DATA LISTING
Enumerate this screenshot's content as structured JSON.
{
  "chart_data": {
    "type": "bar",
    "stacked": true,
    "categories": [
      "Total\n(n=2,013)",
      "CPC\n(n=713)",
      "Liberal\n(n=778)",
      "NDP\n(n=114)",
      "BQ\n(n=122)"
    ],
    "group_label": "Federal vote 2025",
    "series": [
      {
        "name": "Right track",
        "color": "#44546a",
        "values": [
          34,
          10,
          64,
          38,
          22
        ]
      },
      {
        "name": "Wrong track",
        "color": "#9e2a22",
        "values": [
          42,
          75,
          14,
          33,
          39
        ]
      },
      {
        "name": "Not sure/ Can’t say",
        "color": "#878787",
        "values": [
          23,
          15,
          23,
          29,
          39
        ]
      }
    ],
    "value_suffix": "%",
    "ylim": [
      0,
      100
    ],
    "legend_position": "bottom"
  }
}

TASK DIRECTIONS
Your task is to repeat every entry exactly.

ANSWER BELOW
Enumerate this screenshot's content as structured JSON.
{
  "chart_data": {
    "type": "bar",
    "stacked": true,
    "categories": [
      "Total\n(n=2,013)",
      "CPC\n(n=713)",
      "Liberal\n(n=778)",
      "NDP\n(n=114)",
      "BQ\n(n=122)"
    ],
    "group_label": "Federal vote 2025",
    "series": [
      {
        "name": "Right track",
        "color": "#44546a",
        "values": [
          34,
          10,
          64,
          38,
          22
        ]
      },
      {
        "name": "Wrong track",
        "color": "#9e2a22",
        "values": [
          42,
          75,
          14,
          33,
          39
        ]
      },
      {
        "name": "Not sure/ Can’t say",
        "color": "#878787",
        "values": [
          23,
          15,
          23,
          29,
          39
        ]
      }
    ],
    "value_suffix": "%",
    "ylim": [
      0,
      100
    ],
    "legend_position": "bottom"
  }
}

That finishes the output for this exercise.